PROBLEM STATEMENT
Write out every entry exactly as it stands.

─── DATA SUPPLIED ───

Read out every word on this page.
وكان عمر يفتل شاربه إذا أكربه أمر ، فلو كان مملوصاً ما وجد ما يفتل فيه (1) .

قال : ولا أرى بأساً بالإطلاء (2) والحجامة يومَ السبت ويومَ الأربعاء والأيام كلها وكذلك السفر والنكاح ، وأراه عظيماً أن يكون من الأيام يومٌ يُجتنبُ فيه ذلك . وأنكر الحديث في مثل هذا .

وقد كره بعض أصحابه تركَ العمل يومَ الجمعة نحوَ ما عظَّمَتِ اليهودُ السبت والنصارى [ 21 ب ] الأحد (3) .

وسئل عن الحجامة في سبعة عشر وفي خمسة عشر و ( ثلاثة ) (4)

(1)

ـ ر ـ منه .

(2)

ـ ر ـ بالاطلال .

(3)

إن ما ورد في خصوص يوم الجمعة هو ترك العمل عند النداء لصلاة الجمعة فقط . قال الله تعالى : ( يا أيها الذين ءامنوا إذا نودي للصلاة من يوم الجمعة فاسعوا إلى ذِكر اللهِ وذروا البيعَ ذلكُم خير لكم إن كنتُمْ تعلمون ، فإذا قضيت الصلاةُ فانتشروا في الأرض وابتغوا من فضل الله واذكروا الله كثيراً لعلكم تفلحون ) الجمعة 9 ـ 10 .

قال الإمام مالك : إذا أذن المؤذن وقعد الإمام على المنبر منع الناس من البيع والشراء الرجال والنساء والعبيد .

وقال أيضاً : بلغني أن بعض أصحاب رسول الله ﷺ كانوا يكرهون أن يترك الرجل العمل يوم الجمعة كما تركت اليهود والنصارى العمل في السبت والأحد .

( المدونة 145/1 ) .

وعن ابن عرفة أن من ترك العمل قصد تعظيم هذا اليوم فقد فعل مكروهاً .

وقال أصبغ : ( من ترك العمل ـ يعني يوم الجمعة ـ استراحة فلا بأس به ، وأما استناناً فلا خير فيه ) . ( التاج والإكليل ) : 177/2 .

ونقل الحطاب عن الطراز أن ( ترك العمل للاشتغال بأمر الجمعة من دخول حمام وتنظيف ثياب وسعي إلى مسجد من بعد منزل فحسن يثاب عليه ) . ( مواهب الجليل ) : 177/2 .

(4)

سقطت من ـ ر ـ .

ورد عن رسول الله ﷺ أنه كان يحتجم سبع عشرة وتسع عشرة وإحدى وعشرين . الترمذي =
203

───

SOLUTION
Read out every word on this page.
وكان عمر يفتل شاربه إذا أكربه أمر ، فلو كان مملوصاً ما وجد ما يفتل فيه (1) .

قال : ولا أرى بأساً بالإطلاء (2) والحجامة يومَ السبت ويومَ الأربعاء والأيام كلها وكذلك السفر والنكاح ، وأراه عظيماً أن يكون من الأيام يومٌ يُجتنبُ فيه ذلك . وأنكر الحديث في مثل هذا .

وقد كره بعض أصحابه تركَ العمل يومَ الجمعة نحوَ ما عظَّمَتِ اليهودُ السبت والنصارى [ 21 ب ] الأحد (3) .

وسئل عن الحجامة في سبعة عشر وفي خمسة عشر و ( ثلاثة ) (4)

(1)

ـ ر ـ منه .

(2)

ـ ر ـ بالاطلال .

(3)

إن ما ورد في خصوص يوم الجمعة هو ترك العمل عند النداء لصلاة الجمعة فقط . قال الله تعالى : ( يا أيها الذين ءامنوا إذا نودي للصلاة من يوم الجمعة فاسعوا إلى ذِكر اللهِ وذروا البيعَ ذلكُم خير لكم إن كنتُمْ تعلمون ، فإذا قضيت الصلاةُ فانتشروا في الأرض وابتغوا من فضل الله واذكروا الله كثيراً لعلكم تفلحون ) الجمعة 9 ـ 10 .

قال الإمام مالك : إذا أذن المؤذن وقعد الإمام على المنبر منع الناس من البيع والشراء الرجال والنساء والعبيد .

وقال أيضاً : بلغني أن بعض أصحاب رسول الله ﷺ كانوا يكرهون أن يترك الرجل العمل يوم الجمعة كما تركت اليهود والنصارى العمل في السبت والأحد .

( المدونة 145/1 ) .

وعن ابن عرفة أن من ترك العمل قصد تعظيم هذا اليوم فقد فعل مكروهاً .

وقال أصبغ : ( من ترك العمل ـ يعني يوم الجمعة ـ استراحة فلا بأس به ، وأما استناناً فلا خير فيه ) . ( التاج والإكليل ) : 177/2 .

ونقل الحطاب عن الطراز أن ( ترك العمل للاشتغال بأمر الجمعة من دخول حمام وتنظيف ثياب وسعي إلى مسجد من بعد منزل فحسن يثاب عليه ) . ( مواهب الجليل ) : 177/2 .

(4)

سقطت من ـ ر ـ .

ورد عن رسول الله ﷺ أنه كان يحتجم سبع عشرة وتسع عشرة وإحدى وعشرين . الترمذي =
203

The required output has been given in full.